**Aim of the exercise**
Copy out all of the material below, line for line, without changing anything.

— Start of Record excerpts —

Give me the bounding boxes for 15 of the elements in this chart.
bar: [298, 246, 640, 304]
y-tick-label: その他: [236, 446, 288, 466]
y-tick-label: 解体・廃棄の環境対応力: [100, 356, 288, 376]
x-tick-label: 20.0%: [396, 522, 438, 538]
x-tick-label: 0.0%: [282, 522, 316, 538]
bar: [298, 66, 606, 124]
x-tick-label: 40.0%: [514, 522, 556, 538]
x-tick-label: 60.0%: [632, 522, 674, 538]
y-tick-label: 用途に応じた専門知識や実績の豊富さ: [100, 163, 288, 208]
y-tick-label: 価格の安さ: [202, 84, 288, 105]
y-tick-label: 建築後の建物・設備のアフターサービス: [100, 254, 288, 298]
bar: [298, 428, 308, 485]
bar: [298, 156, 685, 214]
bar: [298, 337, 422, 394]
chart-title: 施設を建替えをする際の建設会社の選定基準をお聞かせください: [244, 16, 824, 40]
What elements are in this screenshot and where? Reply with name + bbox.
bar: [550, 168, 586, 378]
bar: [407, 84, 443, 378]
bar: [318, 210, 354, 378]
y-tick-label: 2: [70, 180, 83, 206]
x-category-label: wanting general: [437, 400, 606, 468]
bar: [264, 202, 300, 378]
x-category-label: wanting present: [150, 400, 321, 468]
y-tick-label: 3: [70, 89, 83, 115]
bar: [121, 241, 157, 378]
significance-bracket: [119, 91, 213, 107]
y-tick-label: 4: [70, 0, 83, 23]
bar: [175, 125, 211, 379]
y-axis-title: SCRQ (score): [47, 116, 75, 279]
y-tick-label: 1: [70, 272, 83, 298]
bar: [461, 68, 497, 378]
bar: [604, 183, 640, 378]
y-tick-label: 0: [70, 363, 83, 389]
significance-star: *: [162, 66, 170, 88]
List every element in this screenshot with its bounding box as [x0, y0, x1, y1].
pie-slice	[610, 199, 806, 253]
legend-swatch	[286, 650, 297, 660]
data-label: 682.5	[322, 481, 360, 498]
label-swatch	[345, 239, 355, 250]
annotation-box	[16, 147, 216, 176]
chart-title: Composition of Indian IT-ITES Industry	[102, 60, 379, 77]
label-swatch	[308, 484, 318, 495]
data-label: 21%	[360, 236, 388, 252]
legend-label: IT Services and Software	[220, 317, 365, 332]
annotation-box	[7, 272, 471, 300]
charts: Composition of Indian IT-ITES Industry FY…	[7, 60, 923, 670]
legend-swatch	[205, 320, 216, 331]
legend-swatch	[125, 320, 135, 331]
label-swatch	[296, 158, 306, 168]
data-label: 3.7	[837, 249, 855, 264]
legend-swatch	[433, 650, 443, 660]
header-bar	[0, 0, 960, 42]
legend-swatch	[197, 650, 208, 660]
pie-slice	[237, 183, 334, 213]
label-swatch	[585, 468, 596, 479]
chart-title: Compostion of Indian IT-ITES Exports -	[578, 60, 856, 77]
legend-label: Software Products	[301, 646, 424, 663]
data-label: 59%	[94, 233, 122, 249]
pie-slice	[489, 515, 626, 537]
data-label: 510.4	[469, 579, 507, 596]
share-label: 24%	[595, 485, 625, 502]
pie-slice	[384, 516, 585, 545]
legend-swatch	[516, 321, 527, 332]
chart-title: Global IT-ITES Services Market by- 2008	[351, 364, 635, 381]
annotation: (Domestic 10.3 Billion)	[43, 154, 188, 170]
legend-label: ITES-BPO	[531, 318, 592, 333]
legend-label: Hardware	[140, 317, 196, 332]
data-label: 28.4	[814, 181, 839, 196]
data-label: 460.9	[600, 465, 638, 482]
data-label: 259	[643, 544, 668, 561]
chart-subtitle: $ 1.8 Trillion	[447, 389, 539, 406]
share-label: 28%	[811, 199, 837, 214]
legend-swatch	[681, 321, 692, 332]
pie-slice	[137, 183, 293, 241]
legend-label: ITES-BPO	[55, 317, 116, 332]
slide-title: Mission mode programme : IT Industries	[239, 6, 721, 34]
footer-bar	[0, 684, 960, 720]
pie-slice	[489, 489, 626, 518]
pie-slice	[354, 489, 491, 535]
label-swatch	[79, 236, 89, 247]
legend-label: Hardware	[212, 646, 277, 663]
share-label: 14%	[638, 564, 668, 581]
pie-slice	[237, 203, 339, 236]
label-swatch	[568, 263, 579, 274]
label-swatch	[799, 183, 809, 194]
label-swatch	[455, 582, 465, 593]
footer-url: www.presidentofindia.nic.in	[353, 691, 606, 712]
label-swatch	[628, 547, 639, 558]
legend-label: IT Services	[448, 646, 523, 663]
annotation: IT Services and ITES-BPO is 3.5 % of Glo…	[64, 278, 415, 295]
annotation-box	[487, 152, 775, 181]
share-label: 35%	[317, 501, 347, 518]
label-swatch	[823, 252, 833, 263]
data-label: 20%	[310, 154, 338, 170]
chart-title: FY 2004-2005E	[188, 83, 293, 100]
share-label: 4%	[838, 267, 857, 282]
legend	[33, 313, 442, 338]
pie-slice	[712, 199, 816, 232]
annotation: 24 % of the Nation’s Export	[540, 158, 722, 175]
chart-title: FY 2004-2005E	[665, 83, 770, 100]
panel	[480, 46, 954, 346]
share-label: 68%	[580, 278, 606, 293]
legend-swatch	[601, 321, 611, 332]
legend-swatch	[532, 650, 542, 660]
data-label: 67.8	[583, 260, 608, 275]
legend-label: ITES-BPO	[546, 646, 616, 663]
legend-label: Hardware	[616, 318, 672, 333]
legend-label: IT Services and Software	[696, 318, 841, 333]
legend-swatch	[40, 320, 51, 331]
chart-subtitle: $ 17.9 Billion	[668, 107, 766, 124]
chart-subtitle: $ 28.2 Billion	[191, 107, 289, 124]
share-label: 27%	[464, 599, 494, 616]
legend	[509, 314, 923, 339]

— End of Record excerpts —

**Expected answer**
Give me the bounding boxes for 15 of the elements in this chart.
bar: [298, 246, 640, 304]
y-tick-label: その他: [236, 446, 288, 466]
y-tick-label: 解体・廃棄の環境対応力: [100, 356, 288, 376]
x-tick-label: 20.0%: [396, 522, 438, 538]
x-tick-label: 0.0%: [282, 522, 316, 538]
bar: [298, 66, 606, 124]
x-tick-label: 40.0%: [514, 522, 556, 538]
x-tick-label: 60.0%: [632, 522, 674, 538]
y-tick-label: 用途に応じた専門知識や実績の豊富さ: [100, 163, 288, 208]
y-tick-label: 価格の安さ: [202, 84, 288, 105]
y-tick-label: 建築後の建物・設備のアフターサービス: [100, 254, 288, 298]
bar: [298, 428, 308, 485]
bar: [298, 156, 685, 214]
bar: [298, 337, 422, 394]
chart-title: 施設を建替えをする際の建設会社の選定基準をお聞かせください: [244, 16, 824, 40]
What elements are in this screenshot and where? Reply with name + bbox.
bar: [550, 168, 586, 378]
bar: [407, 84, 443, 378]
bar: [318, 210, 354, 378]
y-tick-label: 2: [70, 180, 83, 206]
x-category-label: wanting general: [437, 400, 606, 468]
bar: [264, 202, 300, 378]
x-category-label: wanting present: [150, 400, 321, 468]
y-tick-label: 3: [70, 89, 83, 115]
bar: [121, 241, 157, 378]
significance-bracket: [119, 91, 213, 107]
y-tick-label: 4: [70, 0, 83, 23]
bar: [175, 125, 211, 379]
y-axis-title: SCRQ (score): [47, 116, 75, 279]
y-tick-label: 1: [70, 272, 83, 298]
bar: [461, 68, 497, 378]
bar: [604, 183, 640, 378]
y-tick-label: 0: [70, 363, 83, 389]
significance-star: *: [162, 66, 170, 88]
List every element in this screenshot with its bounding box as [x0, y0, x1, y1].
pie-slice	[610, 199, 806, 253]
legend-swatch	[286, 650, 297, 660]
data-label: 682.5	[322, 481, 360, 498]
label-swatch	[345, 239, 355, 250]
annotation-box	[16, 147, 216, 176]
chart-title: Composition of Indian IT-ITES Industry	[102, 60, 379, 77]
label-swatch	[308, 484, 318, 495]
data-label: 21%	[360, 236, 388, 252]
legend-label: IT Services and Software	[220, 317, 365, 332]
annotation-box	[7, 272, 471, 300]
charts: Composition of Indian IT-ITES Industry FY…	[7, 60, 923, 670]
legend-swatch	[205, 320, 216, 331]
legend-swatch	[125, 320, 135, 331]
label-swatch	[296, 158, 306, 168]
data-label: 3.7	[837, 249, 855, 264]
legend-swatch	[433, 650, 443, 660]
header-bar	[0, 0, 960, 42]
legend-swatch	[197, 650, 208, 660]
pie-slice	[237, 183, 334, 213]
label-swatch	[585, 468, 596, 479]
chart-title: Compostion of Indian IT-ITES Exports -	[578, 60, 856, 77]
legend-label: Software Products	[301, 646, 424, 663]
data-label: 59%	[94, 233, 122, 249]
pie-slice	[489, 515, 626, 537]
data-label: 510.4	[469, 579, 507, 596]
share-label: 24%	[595, 485, 625, 502]
pie-slice	[384, 516, 585, 545]
legend-swatch	[516, 321, 527, 332]
chart-title: Global IT-ITES Services Market by- 2008	[351, 364, 635, 381]
annotation: (Domestic 10.3 Billion)	[43, 154, 188, 170]
legend-label: ITES-BPO	[531, 318, 592, 333]
legend-label: Hardware	[140, 317, 196, 332]
data-label: 28.4	[814, 181, 839, 196]
data-label: 460.9	[600, 465, 638, 482]
data-label: 259	[643, 544, 668, 561]
chart-subtitle: $ 1.8 Trillion	[447, 389, 539, 406]
share-label: 28%	[811, 199, 837, 214]
legend-swatch	[681, 321, 692, 332]
pie-slice	[137, 183, 293, 241]
legend-label: ITES-BPO	[55, 317, 116, 332]
slide-title: Mission mode programme : IT Industries	[239, 6, 721, 34]
footer-bar	[0, 684, 960, 720]
pie-slice	[489, 489, 626, 518]
pie-slice	[354, 489, 491, 535]
label-swatch	[79, 236, 89, 247]
legend-label: Hardware	[212, 646, 277, 663]
share-label: 14%	[638, 564, 668, 581]
pie-slice	[237, 203, 339, 236]
label-swatch	[568, 263, 579, 274]
label-swatch	[799, 183, 809, 194]
label-swatch	[455, 582, 465, 593]
footer-url: www.presidentofindia.nic.in	[353, 691, 606, 712]
label-swatch	[628, 547, 639, 558]
legend-label: IT Services	[448, 646, 523, 663]
annotation: IT Services and ITES-BPO is 3.5 % of Glo…	[64, 278, 415, 295]
annotation-box	[487, 152, 775, 181]
share-label: 35%	[317, 501, 347, 518]
label-swatch	[823, 252, 833, 263]
data-label: 20%	[310, 154, 338, 170]
chart-title: FY 2004-2005E	[188, 83, 293, 100]
share-label: 4%	[838, 267, 857, 282]
legend	[33, 313, 442, 338]
pie-slice	[712, 199, 816, 232]
annotation: 24 % of the Nation’s Export	[540, 158, 722, 175]
chart-title: FY 2004-2005E	[665, 83, 770, 100]
panel	[480, 46, 954, 346]
share-label: 68%	[580, 278, 606, 293]
legend-swatch	[601, 321, 611, 332]
legend-swatch	[532, 650, 542, 660]
data-label: 67.8	[583, 260, 608, 275]
legend-label: ITES-BPO	[546, 646, 616, 663]
legend-label: Hardware	[616, 318, 672, 333]
legend-label: IT Services and Software	[696, 318, 841, 333]
legend-swatch	[40, 320, 51, 331]
chart-subtitle: $ 17.9 Billion	[668, 107, 766, 124]
chart-subtitle: $ 28.2 Billion	[191, 107, 289, 124]
share-label: 27%	[464, 599, 494, 616]
legend	[509, 314, 923, 339]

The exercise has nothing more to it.